== THE PROBLEM ==
Give the data below again exactly as written, without its pictures.

[START DATA SHOWN]

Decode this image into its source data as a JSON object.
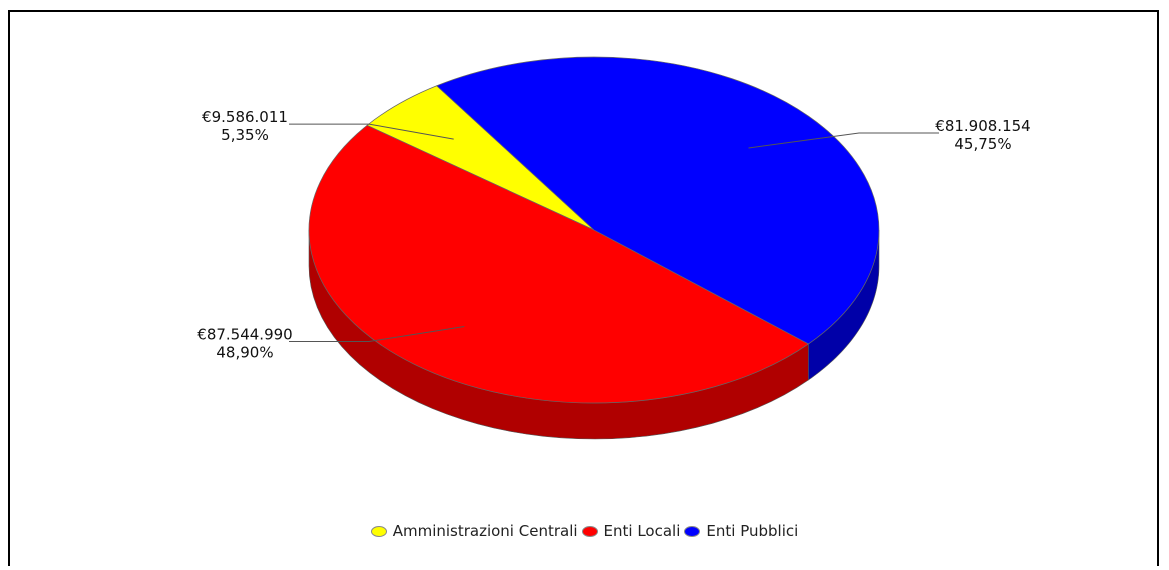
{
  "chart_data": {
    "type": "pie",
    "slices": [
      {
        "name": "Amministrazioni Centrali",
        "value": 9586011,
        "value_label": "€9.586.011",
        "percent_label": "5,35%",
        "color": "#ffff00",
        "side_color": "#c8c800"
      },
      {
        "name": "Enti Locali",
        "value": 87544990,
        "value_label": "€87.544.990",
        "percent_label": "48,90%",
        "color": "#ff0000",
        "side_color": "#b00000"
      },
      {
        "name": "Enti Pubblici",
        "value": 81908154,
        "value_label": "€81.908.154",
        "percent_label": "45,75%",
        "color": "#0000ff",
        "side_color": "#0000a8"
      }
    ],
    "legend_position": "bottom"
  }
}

[END DATA SHOWN]

== FINAL RESULT ==
Decode this image into its source data as a JSON object.
{
  "chart_data": {
    "type": "pie",
    "slices": [
      {
        "name": "Amministrazioni Centrali",
        "value": 9586011,
        "value_label": "€9.586.011",
        "percent_label": "5,35%",
        "color": "#ffff00",
        "side_color": "#c8c800"
      },
      {
        "name": "Enti Locali",
        "value": 87544990,
        "value_label": "€87.544.990",
        "percent_label": "48,90%",
        "color": "#ff0000",
        "side_color": "#b00000"
      },
      {
        "name": "Enti Pubblici",
        "value": 81908154,
        "value_label": "€81.908.154",
        "percent_label": "45,75%",
        "color": "#0000ff",
        "side_color": "#0000a8"
      }
    ],
    "legend_position": "bottom"
  }
}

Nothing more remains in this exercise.